▶ _Supplied data_:
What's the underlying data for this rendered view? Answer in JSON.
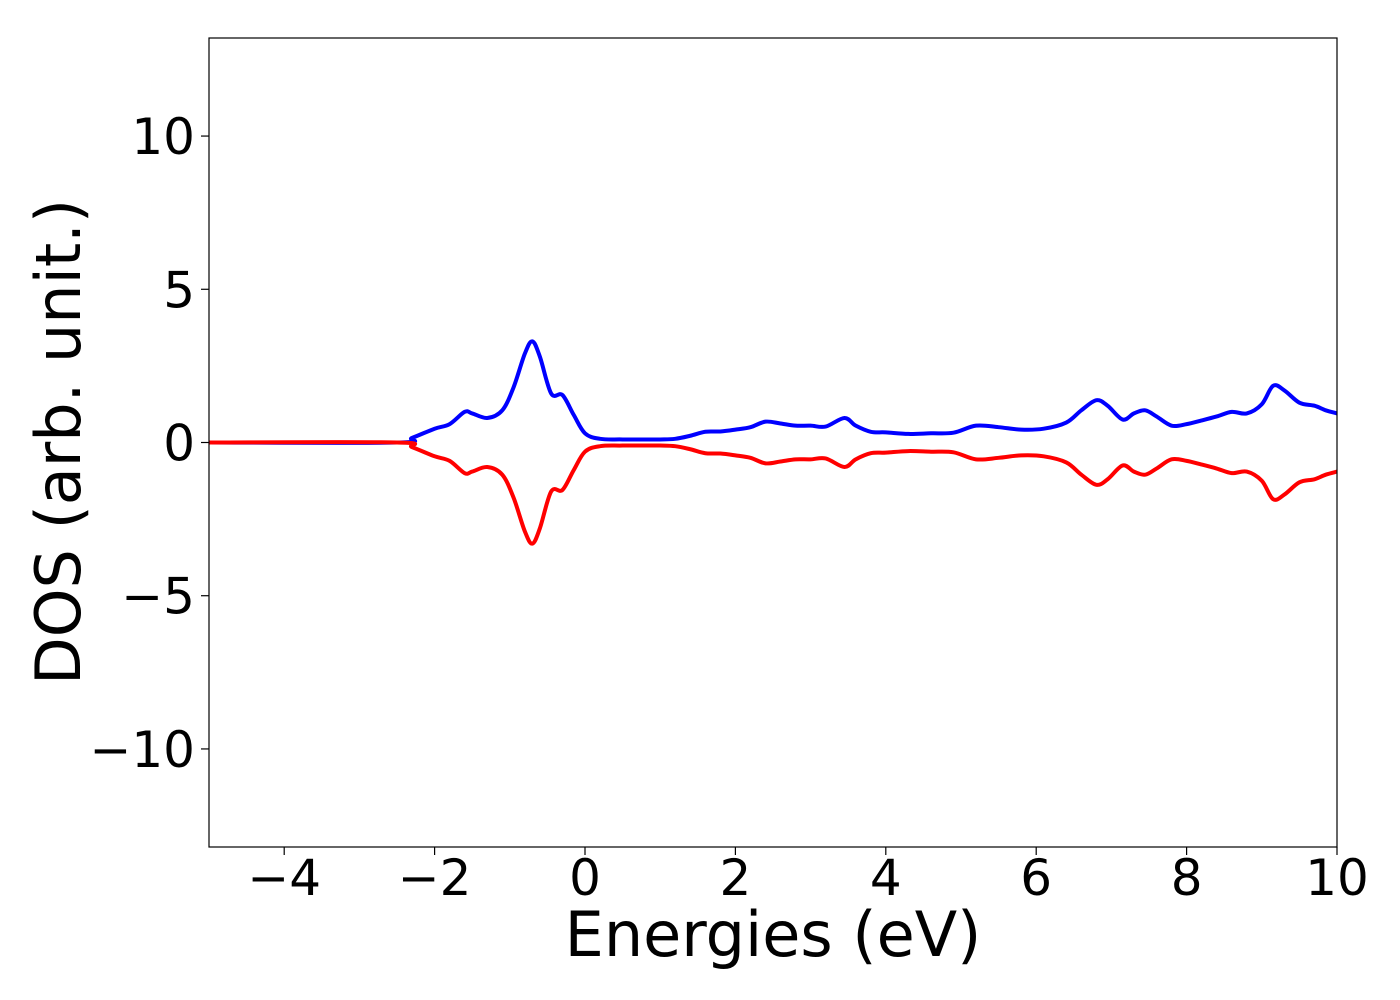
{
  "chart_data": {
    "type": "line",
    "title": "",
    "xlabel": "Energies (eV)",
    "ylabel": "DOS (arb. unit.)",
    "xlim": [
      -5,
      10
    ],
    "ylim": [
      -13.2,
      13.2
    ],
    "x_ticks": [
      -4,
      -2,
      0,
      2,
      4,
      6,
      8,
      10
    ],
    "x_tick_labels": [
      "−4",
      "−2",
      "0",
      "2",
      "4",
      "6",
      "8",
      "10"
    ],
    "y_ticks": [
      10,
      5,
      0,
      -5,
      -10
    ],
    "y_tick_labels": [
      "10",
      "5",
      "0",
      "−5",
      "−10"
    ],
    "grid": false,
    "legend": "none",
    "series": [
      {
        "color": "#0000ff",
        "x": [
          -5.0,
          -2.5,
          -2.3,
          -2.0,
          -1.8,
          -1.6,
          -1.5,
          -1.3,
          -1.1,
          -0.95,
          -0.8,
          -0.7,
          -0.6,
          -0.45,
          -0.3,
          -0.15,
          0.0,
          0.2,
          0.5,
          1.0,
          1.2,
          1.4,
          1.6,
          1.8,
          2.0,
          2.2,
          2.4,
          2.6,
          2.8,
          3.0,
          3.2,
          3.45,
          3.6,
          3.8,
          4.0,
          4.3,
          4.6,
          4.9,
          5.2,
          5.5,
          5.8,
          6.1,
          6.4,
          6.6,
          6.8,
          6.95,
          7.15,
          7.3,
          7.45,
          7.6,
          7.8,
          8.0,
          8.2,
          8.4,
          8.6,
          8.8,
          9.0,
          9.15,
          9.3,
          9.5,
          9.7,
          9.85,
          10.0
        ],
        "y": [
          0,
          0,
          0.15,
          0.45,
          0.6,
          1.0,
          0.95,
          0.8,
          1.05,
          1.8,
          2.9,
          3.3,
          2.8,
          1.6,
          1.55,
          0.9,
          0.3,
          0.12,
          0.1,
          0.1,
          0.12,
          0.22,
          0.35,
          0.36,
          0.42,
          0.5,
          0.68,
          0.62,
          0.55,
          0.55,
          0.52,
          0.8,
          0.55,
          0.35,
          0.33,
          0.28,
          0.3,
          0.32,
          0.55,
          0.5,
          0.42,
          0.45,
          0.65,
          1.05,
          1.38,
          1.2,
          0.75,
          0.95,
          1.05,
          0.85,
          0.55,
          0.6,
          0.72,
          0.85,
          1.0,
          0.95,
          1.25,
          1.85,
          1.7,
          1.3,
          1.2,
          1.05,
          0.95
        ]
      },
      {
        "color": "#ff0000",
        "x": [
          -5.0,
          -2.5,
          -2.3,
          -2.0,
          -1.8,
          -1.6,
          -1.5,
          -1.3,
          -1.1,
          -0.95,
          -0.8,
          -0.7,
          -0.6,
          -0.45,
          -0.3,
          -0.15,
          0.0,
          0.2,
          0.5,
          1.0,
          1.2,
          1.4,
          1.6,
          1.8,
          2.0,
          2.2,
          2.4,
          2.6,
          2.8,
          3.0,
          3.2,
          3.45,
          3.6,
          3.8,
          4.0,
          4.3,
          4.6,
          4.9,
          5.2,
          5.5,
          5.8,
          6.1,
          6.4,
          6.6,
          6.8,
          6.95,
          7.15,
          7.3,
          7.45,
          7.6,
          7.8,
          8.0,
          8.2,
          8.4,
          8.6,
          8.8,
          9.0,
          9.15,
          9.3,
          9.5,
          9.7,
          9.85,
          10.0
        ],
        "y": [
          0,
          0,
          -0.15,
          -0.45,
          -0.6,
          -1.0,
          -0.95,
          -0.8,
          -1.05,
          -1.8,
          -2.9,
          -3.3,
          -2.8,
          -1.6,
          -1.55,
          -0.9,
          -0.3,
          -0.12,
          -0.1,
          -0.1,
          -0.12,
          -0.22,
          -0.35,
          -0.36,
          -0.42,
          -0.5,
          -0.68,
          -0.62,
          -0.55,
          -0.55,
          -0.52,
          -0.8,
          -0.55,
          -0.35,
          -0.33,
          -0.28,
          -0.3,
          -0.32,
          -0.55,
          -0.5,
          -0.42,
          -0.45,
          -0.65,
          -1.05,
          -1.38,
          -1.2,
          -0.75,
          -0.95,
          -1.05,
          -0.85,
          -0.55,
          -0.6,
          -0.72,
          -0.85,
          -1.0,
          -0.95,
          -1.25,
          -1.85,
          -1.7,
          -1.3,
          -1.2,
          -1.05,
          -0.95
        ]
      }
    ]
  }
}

...

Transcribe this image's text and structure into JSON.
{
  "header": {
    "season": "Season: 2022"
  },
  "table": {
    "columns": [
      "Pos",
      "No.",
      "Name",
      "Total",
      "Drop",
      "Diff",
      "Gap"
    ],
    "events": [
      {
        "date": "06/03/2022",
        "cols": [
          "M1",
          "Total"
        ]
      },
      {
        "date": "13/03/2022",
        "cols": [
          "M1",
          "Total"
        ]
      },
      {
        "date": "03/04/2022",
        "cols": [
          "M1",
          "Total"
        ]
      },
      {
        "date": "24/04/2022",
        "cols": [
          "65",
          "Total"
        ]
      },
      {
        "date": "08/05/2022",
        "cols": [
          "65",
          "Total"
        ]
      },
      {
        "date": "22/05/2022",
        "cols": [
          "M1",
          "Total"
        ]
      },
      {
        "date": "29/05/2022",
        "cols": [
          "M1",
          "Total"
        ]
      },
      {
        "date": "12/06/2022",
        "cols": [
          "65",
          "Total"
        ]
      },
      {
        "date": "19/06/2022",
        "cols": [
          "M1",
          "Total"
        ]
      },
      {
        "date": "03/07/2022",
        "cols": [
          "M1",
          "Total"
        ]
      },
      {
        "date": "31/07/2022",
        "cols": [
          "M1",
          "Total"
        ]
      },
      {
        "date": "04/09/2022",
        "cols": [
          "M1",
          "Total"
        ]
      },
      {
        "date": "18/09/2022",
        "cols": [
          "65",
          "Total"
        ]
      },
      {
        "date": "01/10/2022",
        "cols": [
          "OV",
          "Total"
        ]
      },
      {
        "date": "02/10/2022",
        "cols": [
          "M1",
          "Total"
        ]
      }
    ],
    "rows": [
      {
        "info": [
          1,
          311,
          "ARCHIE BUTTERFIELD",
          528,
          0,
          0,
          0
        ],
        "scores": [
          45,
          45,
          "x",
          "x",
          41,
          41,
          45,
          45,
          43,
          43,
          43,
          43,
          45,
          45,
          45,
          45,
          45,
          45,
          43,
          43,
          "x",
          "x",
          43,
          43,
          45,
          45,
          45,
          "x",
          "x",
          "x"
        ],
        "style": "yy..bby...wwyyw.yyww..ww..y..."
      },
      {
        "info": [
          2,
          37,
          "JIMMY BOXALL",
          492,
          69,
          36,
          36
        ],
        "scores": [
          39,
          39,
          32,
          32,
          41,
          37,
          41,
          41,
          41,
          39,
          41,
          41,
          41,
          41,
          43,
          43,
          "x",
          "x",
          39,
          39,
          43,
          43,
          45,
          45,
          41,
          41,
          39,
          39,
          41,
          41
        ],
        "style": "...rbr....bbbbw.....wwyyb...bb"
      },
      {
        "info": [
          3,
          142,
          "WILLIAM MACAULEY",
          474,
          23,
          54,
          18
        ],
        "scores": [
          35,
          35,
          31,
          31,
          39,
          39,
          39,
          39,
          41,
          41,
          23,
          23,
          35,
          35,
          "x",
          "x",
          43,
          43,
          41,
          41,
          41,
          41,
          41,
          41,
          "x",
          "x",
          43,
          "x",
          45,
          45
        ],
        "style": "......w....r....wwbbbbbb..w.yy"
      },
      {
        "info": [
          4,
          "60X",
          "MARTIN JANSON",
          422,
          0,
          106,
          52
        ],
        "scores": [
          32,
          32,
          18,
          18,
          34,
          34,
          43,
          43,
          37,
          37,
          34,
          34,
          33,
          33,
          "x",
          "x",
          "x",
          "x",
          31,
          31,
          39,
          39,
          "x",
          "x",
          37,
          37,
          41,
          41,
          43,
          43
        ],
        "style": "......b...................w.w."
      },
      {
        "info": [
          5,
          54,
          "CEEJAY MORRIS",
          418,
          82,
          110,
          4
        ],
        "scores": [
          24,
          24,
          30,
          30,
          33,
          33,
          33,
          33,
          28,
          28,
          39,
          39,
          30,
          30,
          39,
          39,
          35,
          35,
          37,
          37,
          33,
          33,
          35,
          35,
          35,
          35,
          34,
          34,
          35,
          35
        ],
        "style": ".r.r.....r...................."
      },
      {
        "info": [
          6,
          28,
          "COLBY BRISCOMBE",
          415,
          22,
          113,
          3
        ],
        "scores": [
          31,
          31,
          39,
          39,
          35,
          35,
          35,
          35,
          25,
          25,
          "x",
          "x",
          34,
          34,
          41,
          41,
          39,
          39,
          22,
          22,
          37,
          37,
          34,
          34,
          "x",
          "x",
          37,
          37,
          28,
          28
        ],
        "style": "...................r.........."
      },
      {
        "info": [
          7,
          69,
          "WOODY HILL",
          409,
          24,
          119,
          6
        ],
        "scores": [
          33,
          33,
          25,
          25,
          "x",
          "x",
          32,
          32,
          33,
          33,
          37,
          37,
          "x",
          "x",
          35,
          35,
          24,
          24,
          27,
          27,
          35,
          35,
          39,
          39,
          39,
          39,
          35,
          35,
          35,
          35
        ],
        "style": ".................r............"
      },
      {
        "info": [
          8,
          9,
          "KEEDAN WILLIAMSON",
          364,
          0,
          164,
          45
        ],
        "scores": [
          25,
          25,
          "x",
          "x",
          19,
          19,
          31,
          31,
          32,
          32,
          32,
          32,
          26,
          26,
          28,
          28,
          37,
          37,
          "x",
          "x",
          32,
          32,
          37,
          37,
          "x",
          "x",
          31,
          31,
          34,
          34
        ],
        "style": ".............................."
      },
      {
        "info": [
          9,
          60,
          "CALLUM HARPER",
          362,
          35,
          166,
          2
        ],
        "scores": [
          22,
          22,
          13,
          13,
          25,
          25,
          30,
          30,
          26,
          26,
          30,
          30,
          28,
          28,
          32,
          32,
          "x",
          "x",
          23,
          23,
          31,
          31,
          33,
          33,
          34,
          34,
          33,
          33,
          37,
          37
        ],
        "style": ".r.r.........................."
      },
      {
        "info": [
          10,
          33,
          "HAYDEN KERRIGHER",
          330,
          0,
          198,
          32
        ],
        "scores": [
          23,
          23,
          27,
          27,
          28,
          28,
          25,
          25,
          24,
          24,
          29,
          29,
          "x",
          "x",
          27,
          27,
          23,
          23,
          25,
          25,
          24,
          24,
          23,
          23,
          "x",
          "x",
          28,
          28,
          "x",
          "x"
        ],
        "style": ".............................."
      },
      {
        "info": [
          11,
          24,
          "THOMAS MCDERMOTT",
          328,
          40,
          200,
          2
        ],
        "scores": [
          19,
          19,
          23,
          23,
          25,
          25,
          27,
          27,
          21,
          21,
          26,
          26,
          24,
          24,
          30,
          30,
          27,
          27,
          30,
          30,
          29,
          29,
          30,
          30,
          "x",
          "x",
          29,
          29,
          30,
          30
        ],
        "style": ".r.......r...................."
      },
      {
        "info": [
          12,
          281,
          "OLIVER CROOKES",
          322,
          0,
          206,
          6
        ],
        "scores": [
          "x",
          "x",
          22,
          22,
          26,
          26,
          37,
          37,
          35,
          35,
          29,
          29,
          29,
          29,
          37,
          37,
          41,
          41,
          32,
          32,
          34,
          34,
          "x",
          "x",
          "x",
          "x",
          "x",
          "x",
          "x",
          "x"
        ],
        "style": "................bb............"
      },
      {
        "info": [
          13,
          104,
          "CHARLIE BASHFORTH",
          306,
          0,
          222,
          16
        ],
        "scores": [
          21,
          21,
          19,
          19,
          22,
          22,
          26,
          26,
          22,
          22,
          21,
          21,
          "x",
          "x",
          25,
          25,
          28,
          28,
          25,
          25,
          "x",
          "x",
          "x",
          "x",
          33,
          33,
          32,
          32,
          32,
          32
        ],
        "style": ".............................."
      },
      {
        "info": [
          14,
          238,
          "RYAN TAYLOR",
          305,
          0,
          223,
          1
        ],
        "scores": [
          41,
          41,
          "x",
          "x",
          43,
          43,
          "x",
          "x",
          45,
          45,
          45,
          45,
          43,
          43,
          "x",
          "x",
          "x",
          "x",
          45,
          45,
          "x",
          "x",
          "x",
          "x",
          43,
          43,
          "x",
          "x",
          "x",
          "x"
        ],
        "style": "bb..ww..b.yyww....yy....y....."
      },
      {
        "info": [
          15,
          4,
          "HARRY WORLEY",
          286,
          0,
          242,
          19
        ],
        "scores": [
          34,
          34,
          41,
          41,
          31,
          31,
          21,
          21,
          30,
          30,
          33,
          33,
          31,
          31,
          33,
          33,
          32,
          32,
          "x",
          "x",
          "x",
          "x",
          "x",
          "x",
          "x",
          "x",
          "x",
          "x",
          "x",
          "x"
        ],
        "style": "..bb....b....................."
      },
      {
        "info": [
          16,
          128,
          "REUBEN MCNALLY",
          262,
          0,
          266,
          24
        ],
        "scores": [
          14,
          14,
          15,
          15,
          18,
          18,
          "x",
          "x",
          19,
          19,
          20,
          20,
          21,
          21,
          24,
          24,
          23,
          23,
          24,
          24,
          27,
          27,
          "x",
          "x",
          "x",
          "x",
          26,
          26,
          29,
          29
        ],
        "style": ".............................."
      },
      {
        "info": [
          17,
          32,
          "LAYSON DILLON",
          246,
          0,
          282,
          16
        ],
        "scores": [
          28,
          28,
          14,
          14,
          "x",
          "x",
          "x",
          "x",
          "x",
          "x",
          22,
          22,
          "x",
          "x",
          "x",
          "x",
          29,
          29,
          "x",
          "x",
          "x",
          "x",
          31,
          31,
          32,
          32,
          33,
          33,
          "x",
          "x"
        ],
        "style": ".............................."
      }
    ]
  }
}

▶ _Written instruction_:
Out of the material above, select every line that holds the string "this".

▶ _Exercise output_:
What's the underlying data for this rendered view? Answer in JSON.
Transcribe this image's text and structure into JSON.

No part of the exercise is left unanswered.